Records for the exercise →
================================
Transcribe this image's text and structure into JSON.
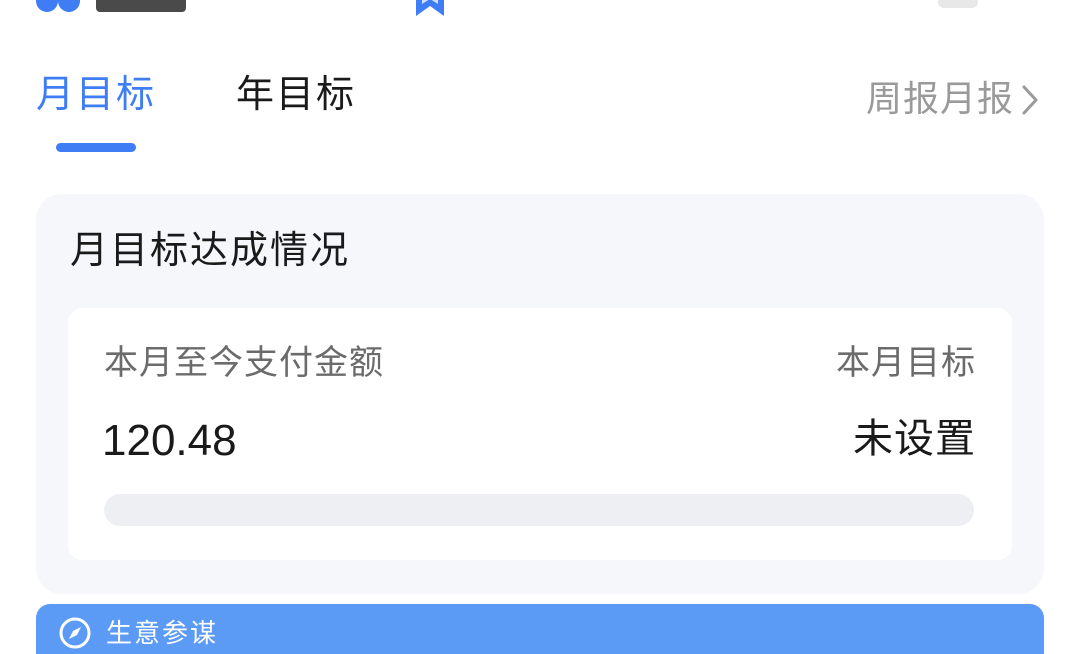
{
  "tabs": [
    {
      "label": "月目标",
      "active": true
    },
    {
      "label": "年目标",
      "active": false
    }
  ],
  "report_link": {
    "label": "周报月报"
  },
  "card": {
    "title": "月目标达成情况",
    "paid_label": "本月至今支付金额",
    "paid_value": "120.48",
    "target_label": "本月目标",
    "target_value": "未设置",
    "progress_fraction": 0
  },
  "banner": {
    "label": "生意参谋"
  },
  "colors": {
    "accent": "#3f7df5",
    "card_bg": "#f5f7fb",
    "banner_bg": "#5b9af5",
    "muted_text": "#9a9a9a"
  },
  "icons": {
    "report_link": "chevron-right-icon",
    "banner": "compass-icon",
    "top_logo": "app-logo-icon",
    "top_bookmark": "bookmark-icon"
  }
}
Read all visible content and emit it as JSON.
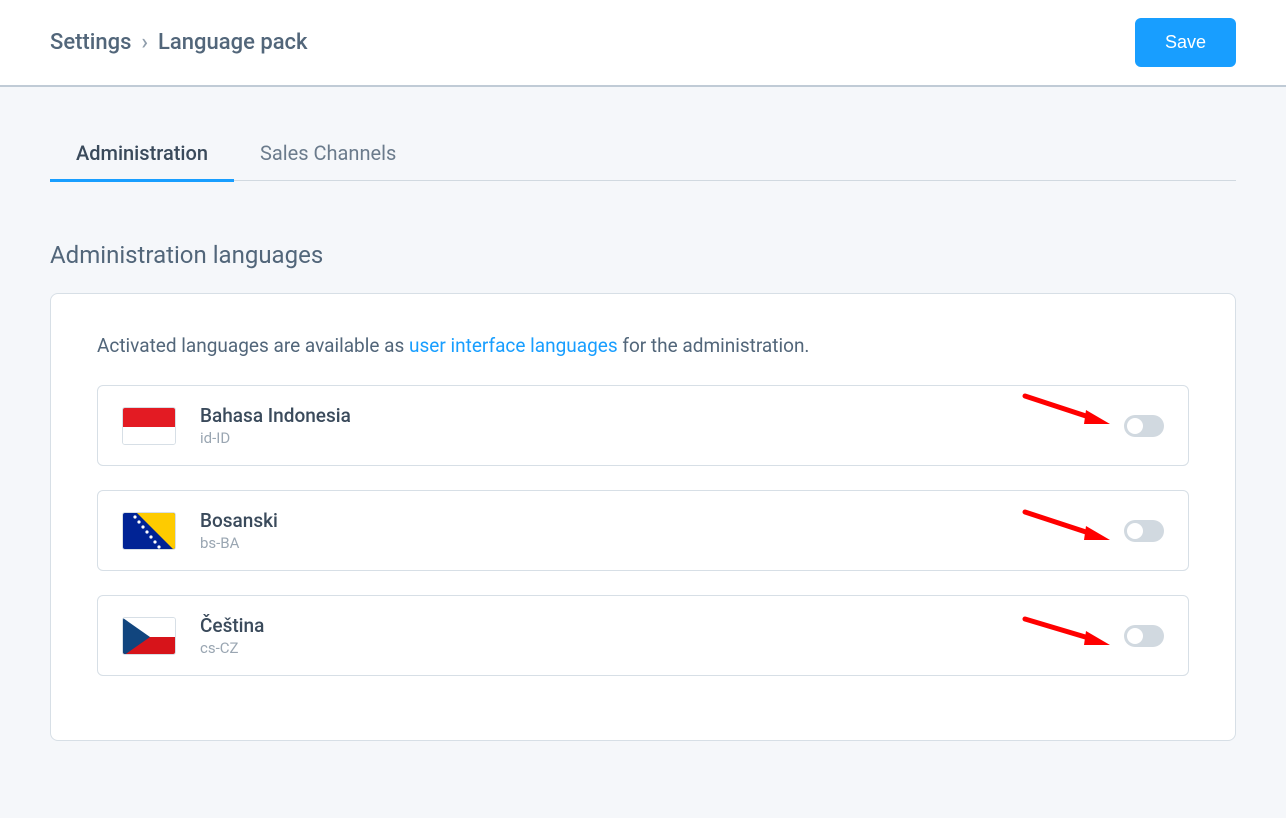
{
  "breadcrumb": {
    "root": "Settings",
    "current": "Language pack"
  },
  "actions": {
    "save_label": "Save"
  },
  "tabs": {
    "administration": "Administration",
    "sales_channels": "Sales Channels"
  },
  "section": {
    "title": "Administration languages",
    "desc_pre": "Activated languages are available as ",
    "desc_link": "user interface languages",
    "desc_post": " for the administration."
  },
  "languages": [
    {
      "name": "Bahasa Indonesia",
      "code": "id-ID",
      "flag": "indonesia",
      "enabled": false
    },
    {
      "name": "Bosanski",
      "code": "bs-BA",
      "flag": "bosnia",
      "enabled": false
    },
    {
      "name": "Čeština",
      "code": "cs-CZ",
      "flag": "czech",
      "enabled": false
    }
  ],
  "colors": {
    "primary": "#189eff",
    "text": "#52667a",
    "muted": "#9aa6b2",
    "border": "#d7dfe6",
    "annotation": "#ff0000"
  }
}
================================
Stated task →
Output a faithful copy of the data, with each picture left out.

Completed task →
Transcribe this image's text and structure into JSON.
{
  "tabs": [
    {
      "label": "月目标",
      "active": true
    },
    {
      "label": "年目标",
      "active": false
    }
  ],
  "report_link": {
    "label": "周报月报"
  },
  "card": {
    "title": "月目标达成情况",
    "paid_label": "本月至今支付金额",
    "paid_value": "120.48",
    "target_label": "本月目标",
    "target_value": "未设置",
    "progress_fraction": 0
  },
  "banner": {
    "label": "生意参谋"
  },
  "colors": {
    "accent": "#3f7df5",
    "card_bg": "#f5f7fb",
    "banner_bg": "#5b9af5",
    "muted_text": "#9a9a9a"
  },
  "icons": {
    "report_link": "chevron-right-icon",
    "banner": "compass-icon",
    "top_logo": "app-logo-icon",
    "top_bookmark": "bookmark-icon"
  }
}
Read all visible content and emit it as JSON.
{
  "breadcrumb": {
    "root": "Settings",
    "current": "Language pack"
  },
  "actions": {
    "save_label": "Save"
  },
  "tabs": {
    "administration": "Administration",
    "sales_channels": "Sales Channels"
  },
  "section": {
    "title": "Administration languages",
    "desc_pre": "Activated languages are available as ",
    "desc_link": "user interface languages",
    "desc_post": " for the administration."
  },
  "languages": [
    {
      "name": "Bahasa Indonesia",
      "code": "id-ID",
      "flag": "indonesia",
      "enabled": false
    },
    {
      "name": "Bosanski",
      "code": "bs-BA",
      "flag": "bosnia",
      "enabled": false
    },
    {
      "name": "Čeština",
      "code": "cs-CZ",
      "flag": "czech",
      "enabled": false
    }
  ],
  "colors": {
    "primary": "#189eff",
    "text": "#52667a",
    "muted": "#9aa6b2",
    "border": "#d7dfe6",
    "annotation": "#ff0000"
  }
}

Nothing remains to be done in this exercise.